What you will do: Set down all of the data exactly as it appears.
╭──
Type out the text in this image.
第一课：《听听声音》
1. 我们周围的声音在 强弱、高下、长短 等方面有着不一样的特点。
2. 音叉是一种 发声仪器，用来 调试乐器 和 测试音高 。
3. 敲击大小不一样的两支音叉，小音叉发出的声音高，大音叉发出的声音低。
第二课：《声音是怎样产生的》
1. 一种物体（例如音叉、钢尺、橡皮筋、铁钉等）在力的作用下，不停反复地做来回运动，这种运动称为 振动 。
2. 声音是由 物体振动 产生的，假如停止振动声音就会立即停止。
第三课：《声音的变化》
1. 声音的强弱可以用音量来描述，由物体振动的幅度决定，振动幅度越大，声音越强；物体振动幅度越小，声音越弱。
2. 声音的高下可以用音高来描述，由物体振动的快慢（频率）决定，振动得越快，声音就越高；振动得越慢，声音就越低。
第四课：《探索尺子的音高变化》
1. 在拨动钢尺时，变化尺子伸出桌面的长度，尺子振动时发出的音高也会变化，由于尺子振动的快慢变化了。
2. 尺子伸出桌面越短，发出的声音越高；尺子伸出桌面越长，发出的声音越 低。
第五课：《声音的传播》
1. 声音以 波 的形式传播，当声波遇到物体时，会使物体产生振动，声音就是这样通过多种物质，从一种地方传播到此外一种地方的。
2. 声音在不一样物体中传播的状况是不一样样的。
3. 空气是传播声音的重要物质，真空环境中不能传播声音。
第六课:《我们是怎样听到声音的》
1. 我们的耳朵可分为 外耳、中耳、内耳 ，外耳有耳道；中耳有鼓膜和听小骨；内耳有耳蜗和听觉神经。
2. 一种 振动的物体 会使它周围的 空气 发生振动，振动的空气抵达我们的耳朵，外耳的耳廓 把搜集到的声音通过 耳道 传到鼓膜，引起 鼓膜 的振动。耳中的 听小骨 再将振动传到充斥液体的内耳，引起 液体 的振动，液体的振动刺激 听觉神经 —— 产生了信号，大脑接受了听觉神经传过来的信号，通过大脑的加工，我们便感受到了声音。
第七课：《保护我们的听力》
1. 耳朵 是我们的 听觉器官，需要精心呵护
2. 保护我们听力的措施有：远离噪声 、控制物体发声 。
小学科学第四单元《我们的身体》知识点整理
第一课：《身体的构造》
╰──
Correct response:
Type out the text in this image.
第一课：《听听声音》
1. 我们周围的声音在 强弱、高下、长短 等方面有着不一样的特点。
2. 音叉是一种 发声仪器，用来 调试乐器 和 测试音高 。
3. 敲击大小不一样的两支音叉，小音叉发出的声音高，大音叉发出的声音低。
第二课：《声音是怎样产生的》
1. 一种物体（例如音叉、钢尺、橡皮筋、铁钉等）在力的作用下，不停反复地做来回运动，这种运动称为 振动 。
2. 声音是由 物体振动 产生的，假如停止振动声音就会立即停止。
第三课：《声音的变化》
1. 声音的强弱可以用音量来描述，由物体振动的幅度决定，振动幅度越大，声音越强；物体振动幅度越小，声音越弱。
2. 声音的高下可以用音高来描述，由物体振动的快慢（频率）决定，振动得越快，声音就越高；振动得越慢，声音就越低。
第四课：《探索尺子的音高变化》
1. 在拨动钢尺时，变化尺子伸出桌面的长度，尺子振动时发出的音高也会变化，由于尺子振动的快慢变化了。
2. 尺子伸出桌面越短，发出的声音越高；尺子伸出桌面越长，发出的声音越 低。
第五课：《声音的传播》
1. 声音以 波 的形式传播，当声波遇到物体时，会使物体产生振动，声音就是这样通过多种物质，从一种地方传播到此外一种地方的。
2. 声音在不一样物体中传播的状况是不一样样的。
3. 空气是传播声音的重要物质，真空环境中不能传播声音。
第六课:《我们是怎样听到声音的》
1. 我们的耳朵可分为 外耳、中耳、内耳 ，外耳有耳道；中耳有鼓膜和听小骨；内耳有耳蜗和听觉神经。
2. 一种 振动的物体 会使它周围的 空气 发生振动，振动的空气抵达我们的耳朵，外耳的耳廓 把搜集到的声音通过 耳道 传到鼓膜，引起 鼓膜 的振动。耳中的 听小骨 再将振动传到充斥液体的内耳，引起 液体 的振动，液体的振动刺激 听觉神经 —— 产生了信号，大脑接受了听觉神经传过来的信号，通过大脑的加工，我们便感受到了声音。
第七课：《保护我们的听力》
1. 耳朵 是我们的 听觉器官，需要精心呵护
2. 保护我们听力的措施有：远离噪声 、控制物体发声 。
小学科学第四单元《我们的身体》知识点整理
第一课：《身体的构造》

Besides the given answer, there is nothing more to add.